**Tasks to complete:**
1. In the Burnley text, which club rejected Martin Dobson as a youth?
2. Please list everyone the Burnley text names as assisting Martin Dobson while he is in temporary charge.

**Text segment:**
###


     Next up was the news that the assistant kit-man had gone. Add to that the emerging stories that even the bulbs and paper clips had gone from the office; he would move for players Eagles and Mears and maybe McCann in the summer; and it defied description. And this by the man of honour and integrity, who claimed that he had given his heart and soul to the club. And, all sparked by Director Flood giving Gartside permission to have an informal chat with Coyle, or as we will forever ask, was it mooted even before that? Nobody is convinced that it wasn’t, despite the full page article in the People headlined THE TRUTH, tabloid headlining at its garish worst. I truly felt for Barry Kilby who must have been on his knees on Sunday the 10th.  But we hadn’t finished yet. There were unconfirmed reports that the medical staff, the physios and the prozone guy would be leaving for Lumpit Wanderers.
 
     More events took place the same day with the announcement that Martin Dobson would be in temporary charge assisted by Terry Pashley, Steven Caldwell and Graham Alexander. It instantly brought a sense of order and organisation back to the club. Could Martin Dobson in his wildest dreams ever have envisaged this? He had only been brought into the club’s youth set-up a matter of just a few months earlier. There is a generation of supporters who always wanted one day to see him as Burnley manager. There is a different generation of supporters who have no idea just what a supreme player he was, how many games he played for Burnley, how he was part of Adamson’s wonderful team of the early 70s, how he was more or less forced out of the club by John Bond after he had come back for a second spell, how he took Bury to promotion as manager, became a scout for Ipswich, and was finally in charge of the academy at Bolton if all places. It was Bolton who rejected him as a youth. Life works in funny ways. If you wanted a man who knew his football, was elegant, articulate and dignified you could not have picked a better man.
###
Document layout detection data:
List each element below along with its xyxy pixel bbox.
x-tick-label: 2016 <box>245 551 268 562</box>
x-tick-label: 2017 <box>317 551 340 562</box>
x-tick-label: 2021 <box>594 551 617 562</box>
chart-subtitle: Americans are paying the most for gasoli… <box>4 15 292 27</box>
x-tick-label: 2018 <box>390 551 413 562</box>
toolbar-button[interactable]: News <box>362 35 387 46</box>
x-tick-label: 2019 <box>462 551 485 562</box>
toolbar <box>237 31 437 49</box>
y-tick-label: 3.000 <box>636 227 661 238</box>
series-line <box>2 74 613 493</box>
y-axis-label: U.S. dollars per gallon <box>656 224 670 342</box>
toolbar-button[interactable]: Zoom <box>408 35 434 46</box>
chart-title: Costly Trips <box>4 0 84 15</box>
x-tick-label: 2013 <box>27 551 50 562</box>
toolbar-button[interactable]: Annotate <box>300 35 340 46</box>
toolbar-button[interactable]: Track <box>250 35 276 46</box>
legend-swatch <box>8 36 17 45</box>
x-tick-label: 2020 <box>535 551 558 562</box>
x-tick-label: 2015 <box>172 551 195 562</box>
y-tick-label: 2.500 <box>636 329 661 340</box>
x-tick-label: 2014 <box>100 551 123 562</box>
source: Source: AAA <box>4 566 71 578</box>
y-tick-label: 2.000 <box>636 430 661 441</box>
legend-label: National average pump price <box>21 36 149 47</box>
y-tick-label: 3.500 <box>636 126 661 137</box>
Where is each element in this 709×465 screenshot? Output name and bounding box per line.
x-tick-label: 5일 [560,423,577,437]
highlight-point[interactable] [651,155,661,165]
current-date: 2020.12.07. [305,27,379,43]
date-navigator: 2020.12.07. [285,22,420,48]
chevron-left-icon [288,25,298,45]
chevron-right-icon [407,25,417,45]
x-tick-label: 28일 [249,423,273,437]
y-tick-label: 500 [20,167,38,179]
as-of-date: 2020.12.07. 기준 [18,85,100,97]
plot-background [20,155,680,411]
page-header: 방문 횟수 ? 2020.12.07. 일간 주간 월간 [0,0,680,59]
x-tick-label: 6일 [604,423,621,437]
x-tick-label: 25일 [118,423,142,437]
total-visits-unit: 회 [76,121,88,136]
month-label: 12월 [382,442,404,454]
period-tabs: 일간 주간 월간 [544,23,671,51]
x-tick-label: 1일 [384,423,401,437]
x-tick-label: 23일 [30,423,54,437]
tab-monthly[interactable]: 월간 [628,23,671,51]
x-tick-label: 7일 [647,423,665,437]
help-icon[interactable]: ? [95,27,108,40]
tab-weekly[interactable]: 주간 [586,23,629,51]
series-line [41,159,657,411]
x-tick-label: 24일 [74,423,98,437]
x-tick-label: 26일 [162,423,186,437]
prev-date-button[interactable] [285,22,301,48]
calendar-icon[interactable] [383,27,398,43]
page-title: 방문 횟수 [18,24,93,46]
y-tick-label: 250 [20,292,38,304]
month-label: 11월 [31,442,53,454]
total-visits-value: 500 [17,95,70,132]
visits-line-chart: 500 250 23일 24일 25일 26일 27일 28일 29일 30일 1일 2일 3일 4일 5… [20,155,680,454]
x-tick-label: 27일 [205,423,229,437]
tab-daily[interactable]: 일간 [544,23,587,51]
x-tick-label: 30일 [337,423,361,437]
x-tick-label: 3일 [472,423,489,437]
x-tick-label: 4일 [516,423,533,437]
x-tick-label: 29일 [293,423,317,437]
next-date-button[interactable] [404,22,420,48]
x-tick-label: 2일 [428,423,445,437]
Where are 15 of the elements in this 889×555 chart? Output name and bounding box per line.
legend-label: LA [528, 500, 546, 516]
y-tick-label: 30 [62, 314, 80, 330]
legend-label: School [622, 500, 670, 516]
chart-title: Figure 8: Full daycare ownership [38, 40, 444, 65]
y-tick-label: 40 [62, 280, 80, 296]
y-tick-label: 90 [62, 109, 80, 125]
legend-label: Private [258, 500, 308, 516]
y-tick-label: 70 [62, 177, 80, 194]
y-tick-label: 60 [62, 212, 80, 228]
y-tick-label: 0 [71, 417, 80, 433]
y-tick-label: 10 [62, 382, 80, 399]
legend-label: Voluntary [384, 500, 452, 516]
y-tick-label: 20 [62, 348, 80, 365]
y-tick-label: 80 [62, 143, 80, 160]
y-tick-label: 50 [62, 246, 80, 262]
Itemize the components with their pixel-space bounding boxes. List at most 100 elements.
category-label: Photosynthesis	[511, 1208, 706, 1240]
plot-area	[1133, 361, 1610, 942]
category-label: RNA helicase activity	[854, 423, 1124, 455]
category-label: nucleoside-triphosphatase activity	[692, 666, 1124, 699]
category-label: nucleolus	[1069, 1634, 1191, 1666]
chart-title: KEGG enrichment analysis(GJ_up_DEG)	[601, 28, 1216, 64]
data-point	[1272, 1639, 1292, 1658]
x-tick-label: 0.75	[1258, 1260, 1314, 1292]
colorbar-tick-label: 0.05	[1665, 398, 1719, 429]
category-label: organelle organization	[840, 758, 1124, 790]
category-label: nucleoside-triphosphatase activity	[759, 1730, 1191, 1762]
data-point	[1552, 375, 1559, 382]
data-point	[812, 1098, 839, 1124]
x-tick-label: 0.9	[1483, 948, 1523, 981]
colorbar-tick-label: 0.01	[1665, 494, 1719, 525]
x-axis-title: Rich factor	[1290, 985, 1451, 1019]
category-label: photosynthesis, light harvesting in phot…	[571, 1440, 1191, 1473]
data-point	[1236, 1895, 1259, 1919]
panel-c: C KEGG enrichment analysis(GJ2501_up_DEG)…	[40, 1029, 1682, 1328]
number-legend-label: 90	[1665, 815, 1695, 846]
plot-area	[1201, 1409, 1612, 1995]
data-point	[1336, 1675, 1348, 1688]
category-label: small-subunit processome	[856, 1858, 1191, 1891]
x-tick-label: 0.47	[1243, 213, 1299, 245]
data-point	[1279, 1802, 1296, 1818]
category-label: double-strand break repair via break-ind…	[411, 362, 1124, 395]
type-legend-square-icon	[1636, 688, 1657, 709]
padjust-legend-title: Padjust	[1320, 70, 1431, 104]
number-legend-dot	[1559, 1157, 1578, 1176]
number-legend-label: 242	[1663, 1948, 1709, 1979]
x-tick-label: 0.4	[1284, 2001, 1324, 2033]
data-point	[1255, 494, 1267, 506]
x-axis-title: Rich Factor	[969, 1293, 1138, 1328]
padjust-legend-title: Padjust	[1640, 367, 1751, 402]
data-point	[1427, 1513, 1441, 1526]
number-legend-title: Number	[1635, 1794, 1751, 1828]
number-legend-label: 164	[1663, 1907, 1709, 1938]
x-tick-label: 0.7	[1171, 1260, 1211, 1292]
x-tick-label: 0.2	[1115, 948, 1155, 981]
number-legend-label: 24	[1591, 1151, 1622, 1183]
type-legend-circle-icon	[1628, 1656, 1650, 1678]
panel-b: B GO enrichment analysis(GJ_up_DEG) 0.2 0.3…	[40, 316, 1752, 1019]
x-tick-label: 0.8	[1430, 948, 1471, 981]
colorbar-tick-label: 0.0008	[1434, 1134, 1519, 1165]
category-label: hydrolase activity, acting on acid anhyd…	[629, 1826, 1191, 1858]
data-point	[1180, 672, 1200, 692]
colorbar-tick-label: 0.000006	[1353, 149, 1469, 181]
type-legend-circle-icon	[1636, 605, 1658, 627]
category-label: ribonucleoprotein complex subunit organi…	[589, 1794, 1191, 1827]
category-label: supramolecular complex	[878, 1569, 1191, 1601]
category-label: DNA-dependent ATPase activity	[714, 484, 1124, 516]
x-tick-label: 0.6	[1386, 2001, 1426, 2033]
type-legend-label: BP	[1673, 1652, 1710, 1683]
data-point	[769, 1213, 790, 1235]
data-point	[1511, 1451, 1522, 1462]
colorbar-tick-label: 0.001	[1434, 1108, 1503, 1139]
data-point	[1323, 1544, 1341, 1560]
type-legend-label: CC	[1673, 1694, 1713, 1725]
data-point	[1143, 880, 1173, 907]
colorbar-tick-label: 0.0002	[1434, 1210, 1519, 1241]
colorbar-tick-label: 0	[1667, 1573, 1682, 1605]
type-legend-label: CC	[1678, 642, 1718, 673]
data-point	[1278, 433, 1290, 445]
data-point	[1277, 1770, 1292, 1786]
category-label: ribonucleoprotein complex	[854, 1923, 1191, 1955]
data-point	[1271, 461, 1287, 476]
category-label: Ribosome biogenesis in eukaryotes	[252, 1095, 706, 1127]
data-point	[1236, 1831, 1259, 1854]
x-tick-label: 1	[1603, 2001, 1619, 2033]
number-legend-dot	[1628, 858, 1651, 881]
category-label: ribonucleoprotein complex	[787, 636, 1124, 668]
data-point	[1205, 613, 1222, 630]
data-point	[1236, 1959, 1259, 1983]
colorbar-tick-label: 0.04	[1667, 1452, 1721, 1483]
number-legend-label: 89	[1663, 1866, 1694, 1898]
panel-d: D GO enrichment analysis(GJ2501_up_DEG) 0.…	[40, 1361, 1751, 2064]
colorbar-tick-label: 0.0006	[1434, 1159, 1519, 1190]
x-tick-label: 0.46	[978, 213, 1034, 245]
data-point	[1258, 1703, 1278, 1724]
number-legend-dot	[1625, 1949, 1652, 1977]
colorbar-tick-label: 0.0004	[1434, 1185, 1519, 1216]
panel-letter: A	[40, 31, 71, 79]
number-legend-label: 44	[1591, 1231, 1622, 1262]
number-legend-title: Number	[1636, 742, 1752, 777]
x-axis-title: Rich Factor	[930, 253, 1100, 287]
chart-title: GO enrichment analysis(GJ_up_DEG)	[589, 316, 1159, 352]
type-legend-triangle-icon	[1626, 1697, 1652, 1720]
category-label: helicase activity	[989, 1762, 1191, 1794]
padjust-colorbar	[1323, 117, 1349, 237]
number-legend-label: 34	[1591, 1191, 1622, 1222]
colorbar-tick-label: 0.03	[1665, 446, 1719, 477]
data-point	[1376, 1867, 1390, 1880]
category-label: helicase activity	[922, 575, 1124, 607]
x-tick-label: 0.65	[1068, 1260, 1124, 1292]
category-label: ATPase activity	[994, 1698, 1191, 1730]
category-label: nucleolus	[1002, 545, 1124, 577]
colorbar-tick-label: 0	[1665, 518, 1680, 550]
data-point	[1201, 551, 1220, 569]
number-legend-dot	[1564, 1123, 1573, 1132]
###
**Responses to the tasks:**
1. Bolton

2. Terry Pashley, Steven Caldwell, Graham Alexander